§ **What is asked**
Write the material out again exactly.

§ **Record extracts**
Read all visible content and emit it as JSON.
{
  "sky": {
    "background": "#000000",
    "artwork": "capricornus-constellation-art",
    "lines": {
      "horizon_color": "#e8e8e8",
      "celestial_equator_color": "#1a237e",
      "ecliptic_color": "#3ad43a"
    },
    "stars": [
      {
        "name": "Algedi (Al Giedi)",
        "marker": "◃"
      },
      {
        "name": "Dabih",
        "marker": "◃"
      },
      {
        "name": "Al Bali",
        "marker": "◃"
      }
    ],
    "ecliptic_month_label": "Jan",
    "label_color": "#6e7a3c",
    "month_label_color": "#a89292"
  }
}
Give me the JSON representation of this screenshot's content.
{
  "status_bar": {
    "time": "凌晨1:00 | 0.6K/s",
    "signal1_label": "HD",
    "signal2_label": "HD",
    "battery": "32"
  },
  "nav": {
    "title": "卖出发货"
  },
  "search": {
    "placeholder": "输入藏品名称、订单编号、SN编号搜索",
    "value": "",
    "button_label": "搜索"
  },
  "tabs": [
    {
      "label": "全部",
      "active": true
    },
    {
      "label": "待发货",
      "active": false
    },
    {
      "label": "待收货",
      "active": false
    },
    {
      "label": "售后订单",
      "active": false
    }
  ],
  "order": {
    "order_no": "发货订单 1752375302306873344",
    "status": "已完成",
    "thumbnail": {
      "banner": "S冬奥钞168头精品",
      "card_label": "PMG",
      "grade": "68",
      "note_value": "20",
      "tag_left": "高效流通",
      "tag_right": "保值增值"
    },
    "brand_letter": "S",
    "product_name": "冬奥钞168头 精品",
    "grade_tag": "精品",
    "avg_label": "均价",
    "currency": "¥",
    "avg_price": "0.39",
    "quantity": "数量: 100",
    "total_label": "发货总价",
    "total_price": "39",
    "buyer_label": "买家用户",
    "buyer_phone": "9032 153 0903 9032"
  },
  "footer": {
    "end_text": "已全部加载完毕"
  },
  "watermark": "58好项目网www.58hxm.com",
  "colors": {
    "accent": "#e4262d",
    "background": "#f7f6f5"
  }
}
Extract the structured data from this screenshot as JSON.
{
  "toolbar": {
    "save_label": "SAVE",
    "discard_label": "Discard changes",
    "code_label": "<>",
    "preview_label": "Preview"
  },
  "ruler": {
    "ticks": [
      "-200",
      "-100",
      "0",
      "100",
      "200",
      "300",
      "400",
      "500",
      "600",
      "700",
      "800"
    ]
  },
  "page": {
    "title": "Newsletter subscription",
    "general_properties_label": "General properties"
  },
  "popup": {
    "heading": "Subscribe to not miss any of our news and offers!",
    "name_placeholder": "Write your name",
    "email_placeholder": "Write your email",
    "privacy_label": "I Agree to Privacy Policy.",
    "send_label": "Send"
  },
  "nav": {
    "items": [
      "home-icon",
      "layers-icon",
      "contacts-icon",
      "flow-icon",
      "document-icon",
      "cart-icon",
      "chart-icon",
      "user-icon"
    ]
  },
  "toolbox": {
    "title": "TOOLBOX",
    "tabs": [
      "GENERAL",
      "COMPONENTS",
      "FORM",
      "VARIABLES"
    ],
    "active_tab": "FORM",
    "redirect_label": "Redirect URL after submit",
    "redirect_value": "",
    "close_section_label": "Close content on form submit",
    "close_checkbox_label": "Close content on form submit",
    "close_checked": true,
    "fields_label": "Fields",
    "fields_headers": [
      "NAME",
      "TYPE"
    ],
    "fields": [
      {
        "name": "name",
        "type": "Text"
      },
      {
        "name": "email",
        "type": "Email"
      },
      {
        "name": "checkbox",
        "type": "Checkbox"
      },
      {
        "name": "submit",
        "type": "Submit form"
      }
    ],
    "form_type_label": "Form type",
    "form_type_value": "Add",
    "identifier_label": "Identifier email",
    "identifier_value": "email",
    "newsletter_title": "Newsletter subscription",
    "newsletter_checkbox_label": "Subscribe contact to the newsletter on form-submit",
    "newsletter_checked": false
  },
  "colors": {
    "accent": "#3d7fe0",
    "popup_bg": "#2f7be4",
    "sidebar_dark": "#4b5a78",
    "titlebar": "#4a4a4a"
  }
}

§ **Written response**
Read all visible content and emit it as JSON.
{
  "sky": {
    "background": "#000000",
    "artwork": "capricornus-constellation-art",
    "lines": {
      "horizon_color": "#e8e8e8",
      "celestial_equator_color": "#1a237e",
      "ecliptic_color": "#3ad43a"
    },
    "stars": [
      {
        "name": "Algedi (Al Giedi)",
        "marker": "◃"
      },
      {
        "name": "Dabih",
        "marker": "◃"
      },
      {
        "name": "Al Bali",
        "marker": "◃"
      }
    ],
    "ecliptic_month_label": "Jan",
    "label_color": "#6e7a3c",
    "month_label_color": "#a89292"
  }
}
Give me the JSON representation of this screenshot's content.
{
  "status_bar": {
    "time": "凌晨1:00 | 0.6K/s",
    "signal1_label": "HD",
    "signal2_label": "HD",
    "battery": "32"
  },
  "nav": {
    "title": "卖出发货"
  },
  "search": {
    "placeholder": "输入藏品名称、订单编号、SN编号搜索",
    "value": "",
    "button_label": "搜索"
  },
  "tabs": [
    {
      "label": "全部",
      "active": true
    },
    {
      "label": "待发货",
      "active": false
    },
    {
      "label": "待收货",
      "active": false
    },
    {
      "label": "售后订单",
      "active": false
    }
  ],
  "order": {
    "order_no": "发货订单 1752375302306873344",
    "status": "已完成",
    "thumbnail": {
      "banner": "S冬奥钞168头精品",
      "card_label": "PMG",
      "grade": "68",
      "note_value": "20",
      "tag_left": "高效流通",
      "tag_right": "保值增值"
    },
    "brand_letter": "S",
    "product_name": "冬奥钞168头 精品",
    "grade_tag": "精品",
    "avg_label": "均价",
    "currency": "¥",
    "avg_price": "0.39",
    "quantity": "数量: 100",
    "total_label": "发货总价",
    "total_price": "39",
    "buyer_label": "买家用户",
    "buyer_phone": "9032 153 0903 9032"
  },
  "footer": {
    "end_text": "已全部加载完毕"
  },
  "watermark": "58好项目网www.58hxm.com",
  "colors": {
    "accent": "#e4262d",
    "background": "#f7f6f5"
  }
}
Extract the structured data from this screenshot as JSON.
{
  "toolbar": {
    "save_label": "SAVE",
    "discard_label": "Discard changes",
    "code_label": "<>",
    "preview_label": "Preview"
  },
  "ruler": {
    "ticks": [
      "-200",
      "-100",
      "0",
      "100",
      "200",
      "300",
      "400",
      "500",
      "600",
      "700",
      "800"
    ]
  },
  "page": {
    "title": "Newsletter subscription",
    "general_properties_label": "General properties"
  },
  "popup": {
    "heading": "Subscribe to not miss any of our news and offers!",
    "name_placeholder": "Write your name",
    "email_placeholder": "Write your email",
    "privacy_label": "I Agree to Privacy Policy.",
    "send_label": "Send"
  },
  "nav": {
    "items": [
      "home-icon",
      "layers-icon",
      "contacts-icon",
      "flow-icon",
      "document-icon",
      "cart-icon",
      "chart-icon",
      "user-icon"
    ]
  },
  "toolbox": {
    "title": "TOOLBOX",
    "tabs": [
      "GENERAL",
      "COMPONENTS",
      "FORM",
      "VARIABLES"
    ],
    "active_tab": "FORM",
    "redirect_label": "Redirect URL after submit",
    "redirect_value": "",
    "close_section_label": "Close content on form submit",
    "close_checkbox_label": "Close content on form submit",
    "close_checked": true,
    "fields_label": "Fields",
    "fields_headers": [
      "NAME",
      "TYPE"
    ],
    "fields": [
      {
        "name": "name",
        "type": "Text"
      },
      {
        "name": "email",
        "type": "Email"
      },
      {
        "name": "checkbox",
        "type": "Checkbox"
      },
      {
        "name": "submit",
        "type": "Submit form"
      }
    ],
    "form_type_label": "Form type",
    "form_type_value": "Add",
    "identifier_label": "Identifier email",
    "identifier_value": "email",
    "newsletter_title": "Newsletter subscription",
    "newsletter_checkbox_label": "Subscribe contact to the newsletter on form-submit",
    "newsletter_checked": false
  },
  "colors": {
    "accent": "#3d7fe0",
    "popup_bg": "#2f7be4",
    "sidebar_dark": "#4b5a78",
    "titlebar": "#4a4a4a"
  }
}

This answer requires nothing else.